● **TASK DESCRIPTION**
Present the following entries again, word for word and in full.

● **SUPPLIED MATERIAL**

┌──

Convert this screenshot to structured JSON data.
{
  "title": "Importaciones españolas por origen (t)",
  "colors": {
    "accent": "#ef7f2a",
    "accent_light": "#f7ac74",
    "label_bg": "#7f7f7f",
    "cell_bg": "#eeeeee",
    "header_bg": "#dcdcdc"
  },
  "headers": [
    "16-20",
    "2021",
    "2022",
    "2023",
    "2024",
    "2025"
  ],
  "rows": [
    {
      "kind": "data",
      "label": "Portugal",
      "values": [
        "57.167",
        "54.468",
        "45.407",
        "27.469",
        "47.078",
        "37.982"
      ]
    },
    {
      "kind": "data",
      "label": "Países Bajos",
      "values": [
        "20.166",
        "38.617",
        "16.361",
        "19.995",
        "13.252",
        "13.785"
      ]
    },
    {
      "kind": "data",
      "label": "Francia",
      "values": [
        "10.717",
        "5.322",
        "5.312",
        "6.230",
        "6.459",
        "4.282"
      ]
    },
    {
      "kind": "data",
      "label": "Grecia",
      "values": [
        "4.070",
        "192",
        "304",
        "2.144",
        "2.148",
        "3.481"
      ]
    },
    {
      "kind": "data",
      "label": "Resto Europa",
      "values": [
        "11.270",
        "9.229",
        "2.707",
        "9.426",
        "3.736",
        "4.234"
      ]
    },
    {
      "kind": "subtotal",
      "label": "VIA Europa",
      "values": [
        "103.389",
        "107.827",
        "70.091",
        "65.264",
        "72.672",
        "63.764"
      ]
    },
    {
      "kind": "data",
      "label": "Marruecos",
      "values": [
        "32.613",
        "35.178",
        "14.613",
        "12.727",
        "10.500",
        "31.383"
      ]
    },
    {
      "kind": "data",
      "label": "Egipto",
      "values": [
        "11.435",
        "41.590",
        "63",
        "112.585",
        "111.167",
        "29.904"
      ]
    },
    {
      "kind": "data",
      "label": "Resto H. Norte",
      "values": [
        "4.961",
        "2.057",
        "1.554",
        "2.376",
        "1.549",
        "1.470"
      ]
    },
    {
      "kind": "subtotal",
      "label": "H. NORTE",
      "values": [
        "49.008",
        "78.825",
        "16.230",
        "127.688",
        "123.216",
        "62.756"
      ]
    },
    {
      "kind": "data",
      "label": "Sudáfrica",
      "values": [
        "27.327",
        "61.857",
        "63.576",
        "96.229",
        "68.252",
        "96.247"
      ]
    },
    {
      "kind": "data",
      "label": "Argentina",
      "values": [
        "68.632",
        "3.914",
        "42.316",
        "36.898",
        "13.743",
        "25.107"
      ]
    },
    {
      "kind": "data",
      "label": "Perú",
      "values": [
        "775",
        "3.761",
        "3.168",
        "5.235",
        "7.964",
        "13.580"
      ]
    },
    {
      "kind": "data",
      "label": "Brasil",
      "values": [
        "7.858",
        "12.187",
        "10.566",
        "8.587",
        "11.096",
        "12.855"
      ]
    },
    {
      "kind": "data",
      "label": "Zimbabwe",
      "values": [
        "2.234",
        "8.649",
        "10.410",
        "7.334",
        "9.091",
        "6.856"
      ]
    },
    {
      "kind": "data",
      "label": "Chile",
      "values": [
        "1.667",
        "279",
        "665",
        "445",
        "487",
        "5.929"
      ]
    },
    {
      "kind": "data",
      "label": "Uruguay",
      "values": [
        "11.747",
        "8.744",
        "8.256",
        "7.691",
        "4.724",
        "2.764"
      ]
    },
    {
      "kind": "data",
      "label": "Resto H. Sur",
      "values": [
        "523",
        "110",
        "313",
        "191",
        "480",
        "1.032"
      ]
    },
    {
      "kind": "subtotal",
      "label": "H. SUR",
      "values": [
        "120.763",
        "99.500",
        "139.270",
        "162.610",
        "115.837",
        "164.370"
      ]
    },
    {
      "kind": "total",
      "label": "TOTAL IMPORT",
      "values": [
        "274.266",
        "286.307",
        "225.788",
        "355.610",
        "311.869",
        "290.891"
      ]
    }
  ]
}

└──

● **RESPONSE**
Convert this screenshot to structured JSON data.
{
  "title": "Importaciones españolas por origen (t)",
  "colors": {
    "accent": "#ef7f2a",
    "accent_light": "#f7ac74",
    "label_bg": "#7f7f7f",
    "cell_bg": "#eeeeee",
    "header_bg": "#dcdcdc"
  },
  "headers": [
    "16-20",
    "2021",
    "2022",
    "2023",
    "2024",
    "2025"
  ],
  "rows": [
    {
      "kind": "data",
      "label": "Portugal",
      "values": [
        "57.167",
        "54.468",
        "45.407",
        "27.469",
        "47.078",
        "37.982"
      ]
    },
    {
      "kind": "data",
      "label": "Países Bajos",
      "values": [
        "20.166",
        "38.617",
        "16.361",
        "19.995",
        "13.252",
        "13.785"
      ]
    },
    {
      "kind": "data",
      "label": "Francia",
      "values": [
        "10.717",
        "5.322",
        "5.312",
        "6.230",
        "6.459",
        "4.282"
      ]
    },
    {
      "kind": "data",
      "label": "Grecia",
      "values": [
        "4.070",
        "192",
        "304",
        "2.144",
        "2.148",
        "3.481"
      ]
    },
    {
      "kind": "data",
      "label": "Resto Europa",
      "values": [
        "11.270",
        "9.229",
        "2.707",
        "9.426",
        "3.736",
        "4.234"
      ]
    },
    {
      "kind": "subtotal",
      "label": "VIA Europa",
      "values": [
        "103.389",
        "107.827",
        "70.091",
        "65.264",
        "72.672",
        "63.764"
      ]
    },
    {
      "kind": "data",
      "label": "Marruecos",
      "values": [
        "32.613",
        "35.178",
        "14.613",
        "12.727",
        "10.500",
        "31.383"
      ]
    },
    {
      "kind": "data",
      "label": "Egipto",
      "values": [
        "11.435",
        "41.590",
        "63",
        "112.585",
        "111.167",
        "29.904"
      ]
    },
    {
      "kind": "data",
      "label": "Resto H. Norte",
      "values": [
        "4.961",
        "2.057",
        "1.554",
        "2.376",
        "1.549",
        "1.470"
      ]
    },
    {
      "kind": "subtotal",
      "label": "H. NORTE",
      "values": [
        "49.008",
        "78.825",
        "16.230",
        "127.688",
        "123.216",
        "62.756"
      ]
    },
    {
      "kind": "data",
      "label": "Sudáfrica",
      "values": [
        "27.327",
        "61.857",
        "63.576",
        "96.229",
        "68.252",
        "96.247"
      ]
    },
    {
      "kind": "data",
      "label": "Argentina",
      "values": [
        "68.632",
        "3.914",
        "42.316",
        "36.898",
        "13.743",
        "25.107"
      ]
    },
    {
      "kind": "data",
      "label": "Perú",
      "values": [
        "775",
        "3.761",
        "3.168",
        "5.235",
        "7.964",
        "13.580"
      ]
    },
    {
      "kind": "data",
      "label": "Brasil",
      "values": [
        "7.858",
        "12.187",
        "10.566",
        "8.587",
        "11.096",
        "12.855"
      ]
    },
    {
      "kind": "data",
      "label": "Zimbabwe",
      "values": [
        "2.234",
        "8.649",
        "10.410",
        "7.334",
        "9.091",
        "6.856"
      ]
    },
    {
      "kind": "data",
      "label": "Chile",
      "values": [
        "1.667",
        "279",
        "665",
        "445",
        "487",
        "5.929"
      ]
    },
    {
      "kind": "data",
      "label": "Uruguay",
      "values": [
        "11.747",
        "8.744",
        "8.256",
        "7.691",
        "4.724",
        "2.764"
      ]
    },
    {
      "kind": "data",
      "label": "Resto H. Sur",
      "values": [
        "523",
        "110",
        "313",
        "191",
        "480",
        "1.032"
      ]
    },
    {
      "kind": "subtotal",
      "label": "H. SUR",
      "values": [
        "120.763",
        "99.500",
        "139.270",
        "162.610",
        "115.837",
        "164.370"
      ]
    },
    {
      "kind": "total",
      "label": "TOTAL IMPORT",
      "values": [
        "274.266",
        "286.307",
        "225.788",
        "355.610",
        "311.869",
        "290.891"
      ]
    }
  ]
}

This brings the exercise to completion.